__Task to complete__:
Scan the records below. List lines holding "frac".

[START OF Information provided]

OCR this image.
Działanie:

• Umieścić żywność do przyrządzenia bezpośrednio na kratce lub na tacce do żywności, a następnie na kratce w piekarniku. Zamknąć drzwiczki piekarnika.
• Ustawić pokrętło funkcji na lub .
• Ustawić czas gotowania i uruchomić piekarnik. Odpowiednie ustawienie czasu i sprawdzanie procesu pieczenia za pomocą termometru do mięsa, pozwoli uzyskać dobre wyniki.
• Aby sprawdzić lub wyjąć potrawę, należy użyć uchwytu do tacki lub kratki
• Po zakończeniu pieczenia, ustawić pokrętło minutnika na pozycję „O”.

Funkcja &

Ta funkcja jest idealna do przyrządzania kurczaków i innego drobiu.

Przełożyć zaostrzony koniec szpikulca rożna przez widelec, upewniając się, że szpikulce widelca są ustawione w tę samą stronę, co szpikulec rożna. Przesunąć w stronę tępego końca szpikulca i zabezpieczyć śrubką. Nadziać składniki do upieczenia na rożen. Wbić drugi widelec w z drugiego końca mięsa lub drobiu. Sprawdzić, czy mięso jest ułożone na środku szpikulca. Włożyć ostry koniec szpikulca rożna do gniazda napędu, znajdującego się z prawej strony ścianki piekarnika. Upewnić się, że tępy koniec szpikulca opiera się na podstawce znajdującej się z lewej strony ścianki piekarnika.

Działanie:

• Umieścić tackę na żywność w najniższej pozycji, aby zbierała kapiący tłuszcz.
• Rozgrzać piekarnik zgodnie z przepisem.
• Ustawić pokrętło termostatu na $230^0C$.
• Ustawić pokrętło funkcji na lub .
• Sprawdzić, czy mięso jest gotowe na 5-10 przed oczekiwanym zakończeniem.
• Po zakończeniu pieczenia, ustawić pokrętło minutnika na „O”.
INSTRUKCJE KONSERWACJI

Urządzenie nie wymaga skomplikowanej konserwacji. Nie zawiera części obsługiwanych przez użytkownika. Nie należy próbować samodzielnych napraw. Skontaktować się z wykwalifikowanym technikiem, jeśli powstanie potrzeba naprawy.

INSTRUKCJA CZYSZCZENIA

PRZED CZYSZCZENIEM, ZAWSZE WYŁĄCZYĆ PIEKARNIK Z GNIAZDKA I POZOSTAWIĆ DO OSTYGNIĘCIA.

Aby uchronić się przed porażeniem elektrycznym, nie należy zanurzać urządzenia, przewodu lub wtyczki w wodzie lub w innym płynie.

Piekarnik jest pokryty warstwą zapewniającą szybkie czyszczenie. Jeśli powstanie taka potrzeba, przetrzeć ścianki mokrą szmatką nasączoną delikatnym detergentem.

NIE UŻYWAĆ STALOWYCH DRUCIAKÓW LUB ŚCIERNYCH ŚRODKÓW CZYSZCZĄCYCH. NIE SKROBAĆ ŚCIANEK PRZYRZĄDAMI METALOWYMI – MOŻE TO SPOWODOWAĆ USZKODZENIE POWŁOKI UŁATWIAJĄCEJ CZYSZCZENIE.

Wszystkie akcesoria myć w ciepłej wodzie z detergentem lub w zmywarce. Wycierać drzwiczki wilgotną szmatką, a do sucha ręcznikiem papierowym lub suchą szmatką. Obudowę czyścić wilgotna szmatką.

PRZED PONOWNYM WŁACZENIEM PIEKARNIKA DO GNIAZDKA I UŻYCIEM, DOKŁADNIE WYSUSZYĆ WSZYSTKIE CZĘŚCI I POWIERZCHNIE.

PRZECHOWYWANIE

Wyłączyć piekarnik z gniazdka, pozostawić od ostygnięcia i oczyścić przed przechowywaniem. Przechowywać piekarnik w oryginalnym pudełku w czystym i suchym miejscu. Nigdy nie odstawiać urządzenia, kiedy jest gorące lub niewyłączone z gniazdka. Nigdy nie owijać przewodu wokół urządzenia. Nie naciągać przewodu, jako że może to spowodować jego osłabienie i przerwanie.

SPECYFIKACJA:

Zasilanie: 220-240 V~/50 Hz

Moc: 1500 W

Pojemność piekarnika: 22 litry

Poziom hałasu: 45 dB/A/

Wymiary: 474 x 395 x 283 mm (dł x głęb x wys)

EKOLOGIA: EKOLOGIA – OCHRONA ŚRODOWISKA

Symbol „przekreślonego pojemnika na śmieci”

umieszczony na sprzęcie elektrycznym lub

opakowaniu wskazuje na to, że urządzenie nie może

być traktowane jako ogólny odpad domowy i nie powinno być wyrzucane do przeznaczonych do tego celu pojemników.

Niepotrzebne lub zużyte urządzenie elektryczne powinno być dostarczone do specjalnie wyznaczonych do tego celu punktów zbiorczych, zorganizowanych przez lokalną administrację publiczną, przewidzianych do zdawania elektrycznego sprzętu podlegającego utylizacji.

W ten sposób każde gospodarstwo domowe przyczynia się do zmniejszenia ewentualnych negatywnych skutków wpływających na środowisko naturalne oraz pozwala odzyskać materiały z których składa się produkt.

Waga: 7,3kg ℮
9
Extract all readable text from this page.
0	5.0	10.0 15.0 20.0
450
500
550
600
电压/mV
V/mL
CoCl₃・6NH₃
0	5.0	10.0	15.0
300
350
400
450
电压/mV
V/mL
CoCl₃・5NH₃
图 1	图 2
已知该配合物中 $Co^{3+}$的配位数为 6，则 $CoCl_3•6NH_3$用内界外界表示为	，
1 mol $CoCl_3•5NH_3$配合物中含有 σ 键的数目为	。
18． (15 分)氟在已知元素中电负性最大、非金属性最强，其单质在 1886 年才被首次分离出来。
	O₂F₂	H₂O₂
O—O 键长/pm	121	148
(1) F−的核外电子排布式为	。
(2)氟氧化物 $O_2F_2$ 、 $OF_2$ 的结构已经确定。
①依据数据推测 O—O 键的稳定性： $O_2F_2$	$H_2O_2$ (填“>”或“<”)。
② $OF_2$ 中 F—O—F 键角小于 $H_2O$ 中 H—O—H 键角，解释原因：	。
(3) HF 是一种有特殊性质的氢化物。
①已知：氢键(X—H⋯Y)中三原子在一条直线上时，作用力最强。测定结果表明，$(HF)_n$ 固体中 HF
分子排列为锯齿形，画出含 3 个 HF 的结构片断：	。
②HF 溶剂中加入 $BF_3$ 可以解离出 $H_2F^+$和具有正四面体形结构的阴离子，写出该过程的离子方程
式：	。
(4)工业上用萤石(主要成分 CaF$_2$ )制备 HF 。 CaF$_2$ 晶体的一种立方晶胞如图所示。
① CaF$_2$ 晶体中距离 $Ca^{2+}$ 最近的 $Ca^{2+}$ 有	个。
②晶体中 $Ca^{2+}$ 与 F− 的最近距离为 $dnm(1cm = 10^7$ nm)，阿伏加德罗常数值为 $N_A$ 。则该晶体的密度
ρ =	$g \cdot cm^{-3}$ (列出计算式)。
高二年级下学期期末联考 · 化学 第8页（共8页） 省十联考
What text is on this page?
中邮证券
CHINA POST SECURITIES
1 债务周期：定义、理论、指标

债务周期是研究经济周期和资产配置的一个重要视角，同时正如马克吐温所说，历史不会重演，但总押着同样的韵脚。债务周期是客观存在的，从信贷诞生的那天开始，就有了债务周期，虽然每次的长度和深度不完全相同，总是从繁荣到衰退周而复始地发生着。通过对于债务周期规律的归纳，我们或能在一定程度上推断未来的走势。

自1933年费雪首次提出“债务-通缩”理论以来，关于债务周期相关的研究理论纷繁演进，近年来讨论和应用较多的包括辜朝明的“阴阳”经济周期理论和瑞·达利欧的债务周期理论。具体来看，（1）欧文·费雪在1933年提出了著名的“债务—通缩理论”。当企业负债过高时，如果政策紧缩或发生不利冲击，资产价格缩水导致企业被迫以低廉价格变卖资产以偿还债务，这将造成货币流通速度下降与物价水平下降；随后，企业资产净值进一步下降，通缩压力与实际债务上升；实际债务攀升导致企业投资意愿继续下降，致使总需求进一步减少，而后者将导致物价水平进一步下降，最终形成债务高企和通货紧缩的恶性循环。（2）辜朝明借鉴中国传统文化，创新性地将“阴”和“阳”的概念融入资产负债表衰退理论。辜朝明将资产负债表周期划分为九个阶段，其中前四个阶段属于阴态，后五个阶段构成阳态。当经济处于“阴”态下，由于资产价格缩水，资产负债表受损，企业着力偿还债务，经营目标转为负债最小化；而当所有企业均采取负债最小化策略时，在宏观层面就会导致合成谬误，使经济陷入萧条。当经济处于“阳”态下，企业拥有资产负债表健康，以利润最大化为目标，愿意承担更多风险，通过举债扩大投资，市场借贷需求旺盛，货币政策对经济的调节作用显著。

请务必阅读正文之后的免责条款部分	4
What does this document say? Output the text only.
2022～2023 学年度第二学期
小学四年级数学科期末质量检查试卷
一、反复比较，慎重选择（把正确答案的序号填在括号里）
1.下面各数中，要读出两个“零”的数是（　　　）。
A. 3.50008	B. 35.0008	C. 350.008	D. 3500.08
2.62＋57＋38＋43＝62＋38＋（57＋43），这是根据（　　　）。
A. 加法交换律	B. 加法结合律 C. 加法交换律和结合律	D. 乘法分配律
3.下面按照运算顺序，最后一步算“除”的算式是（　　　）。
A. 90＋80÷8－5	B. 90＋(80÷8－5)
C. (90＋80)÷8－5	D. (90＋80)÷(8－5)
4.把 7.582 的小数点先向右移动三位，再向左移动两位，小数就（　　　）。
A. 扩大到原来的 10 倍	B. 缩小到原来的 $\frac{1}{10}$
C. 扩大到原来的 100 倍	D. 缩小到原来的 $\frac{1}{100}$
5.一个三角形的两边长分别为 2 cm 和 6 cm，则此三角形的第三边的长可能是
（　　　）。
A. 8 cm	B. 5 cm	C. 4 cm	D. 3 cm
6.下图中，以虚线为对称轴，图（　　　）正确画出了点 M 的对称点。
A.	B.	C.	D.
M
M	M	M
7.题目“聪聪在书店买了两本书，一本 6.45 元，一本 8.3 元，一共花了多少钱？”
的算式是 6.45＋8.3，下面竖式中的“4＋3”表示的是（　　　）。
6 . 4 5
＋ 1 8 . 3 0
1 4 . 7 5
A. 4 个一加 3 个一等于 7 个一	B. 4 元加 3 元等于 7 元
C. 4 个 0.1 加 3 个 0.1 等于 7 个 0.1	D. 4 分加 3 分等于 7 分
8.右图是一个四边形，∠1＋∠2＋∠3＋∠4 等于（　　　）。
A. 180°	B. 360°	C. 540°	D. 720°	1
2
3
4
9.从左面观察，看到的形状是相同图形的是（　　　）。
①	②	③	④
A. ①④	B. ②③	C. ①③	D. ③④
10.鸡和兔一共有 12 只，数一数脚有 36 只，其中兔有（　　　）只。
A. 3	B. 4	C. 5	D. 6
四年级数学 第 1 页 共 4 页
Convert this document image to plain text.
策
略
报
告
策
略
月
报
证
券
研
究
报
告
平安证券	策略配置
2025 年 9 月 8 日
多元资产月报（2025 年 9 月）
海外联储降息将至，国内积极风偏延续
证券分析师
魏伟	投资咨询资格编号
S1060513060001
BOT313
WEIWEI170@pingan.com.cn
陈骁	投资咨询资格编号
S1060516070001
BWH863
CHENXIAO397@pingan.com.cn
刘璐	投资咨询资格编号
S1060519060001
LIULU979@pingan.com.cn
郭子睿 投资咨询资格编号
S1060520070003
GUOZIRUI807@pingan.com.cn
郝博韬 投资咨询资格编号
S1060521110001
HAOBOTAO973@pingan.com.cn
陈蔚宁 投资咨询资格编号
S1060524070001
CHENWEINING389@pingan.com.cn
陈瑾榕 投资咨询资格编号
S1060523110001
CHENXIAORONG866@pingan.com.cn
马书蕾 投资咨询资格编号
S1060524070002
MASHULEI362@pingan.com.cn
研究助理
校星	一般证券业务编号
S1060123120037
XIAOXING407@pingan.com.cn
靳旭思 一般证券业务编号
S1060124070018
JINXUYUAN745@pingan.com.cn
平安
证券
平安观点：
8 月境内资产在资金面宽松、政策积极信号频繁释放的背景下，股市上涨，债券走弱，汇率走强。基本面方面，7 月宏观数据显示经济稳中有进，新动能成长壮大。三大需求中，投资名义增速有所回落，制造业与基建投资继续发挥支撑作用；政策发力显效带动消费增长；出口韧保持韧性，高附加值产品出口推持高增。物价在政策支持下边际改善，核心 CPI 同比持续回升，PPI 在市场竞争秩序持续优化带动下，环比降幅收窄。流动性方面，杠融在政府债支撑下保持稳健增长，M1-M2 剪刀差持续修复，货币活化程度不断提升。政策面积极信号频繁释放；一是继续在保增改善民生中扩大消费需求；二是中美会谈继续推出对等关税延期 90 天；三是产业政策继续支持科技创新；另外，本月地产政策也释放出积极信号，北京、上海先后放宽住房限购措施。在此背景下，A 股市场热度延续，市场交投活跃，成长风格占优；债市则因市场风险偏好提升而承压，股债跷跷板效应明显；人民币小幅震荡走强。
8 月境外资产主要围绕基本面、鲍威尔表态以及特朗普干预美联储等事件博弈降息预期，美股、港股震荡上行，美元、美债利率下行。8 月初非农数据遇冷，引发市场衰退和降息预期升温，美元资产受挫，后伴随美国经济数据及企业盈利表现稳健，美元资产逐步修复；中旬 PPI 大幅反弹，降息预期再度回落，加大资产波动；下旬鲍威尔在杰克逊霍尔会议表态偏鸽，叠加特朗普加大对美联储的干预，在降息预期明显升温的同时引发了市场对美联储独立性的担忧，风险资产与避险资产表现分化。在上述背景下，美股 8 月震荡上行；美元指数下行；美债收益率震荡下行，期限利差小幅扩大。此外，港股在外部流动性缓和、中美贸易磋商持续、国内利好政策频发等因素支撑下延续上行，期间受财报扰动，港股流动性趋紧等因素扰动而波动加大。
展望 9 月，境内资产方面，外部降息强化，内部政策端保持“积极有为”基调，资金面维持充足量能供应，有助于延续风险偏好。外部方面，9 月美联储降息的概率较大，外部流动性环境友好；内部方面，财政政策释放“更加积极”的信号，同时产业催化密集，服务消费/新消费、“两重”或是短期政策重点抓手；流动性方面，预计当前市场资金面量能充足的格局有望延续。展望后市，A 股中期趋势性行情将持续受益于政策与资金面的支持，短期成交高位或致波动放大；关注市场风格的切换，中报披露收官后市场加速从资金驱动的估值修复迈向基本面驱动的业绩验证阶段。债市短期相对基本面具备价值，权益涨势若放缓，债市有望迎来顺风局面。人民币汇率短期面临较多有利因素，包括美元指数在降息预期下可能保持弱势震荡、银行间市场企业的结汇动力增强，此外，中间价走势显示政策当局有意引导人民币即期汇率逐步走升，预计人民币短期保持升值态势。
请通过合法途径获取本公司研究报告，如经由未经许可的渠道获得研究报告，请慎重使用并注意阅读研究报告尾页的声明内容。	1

[END OF Information provided]

__Right answer__:
A. 扩大到原来的 10 倍	B. 缩小到原来的 $\frac{1}{10}$
C. 扩大到原来的 100 倍	D. 缩小到原来的 $\frac{1}{100}$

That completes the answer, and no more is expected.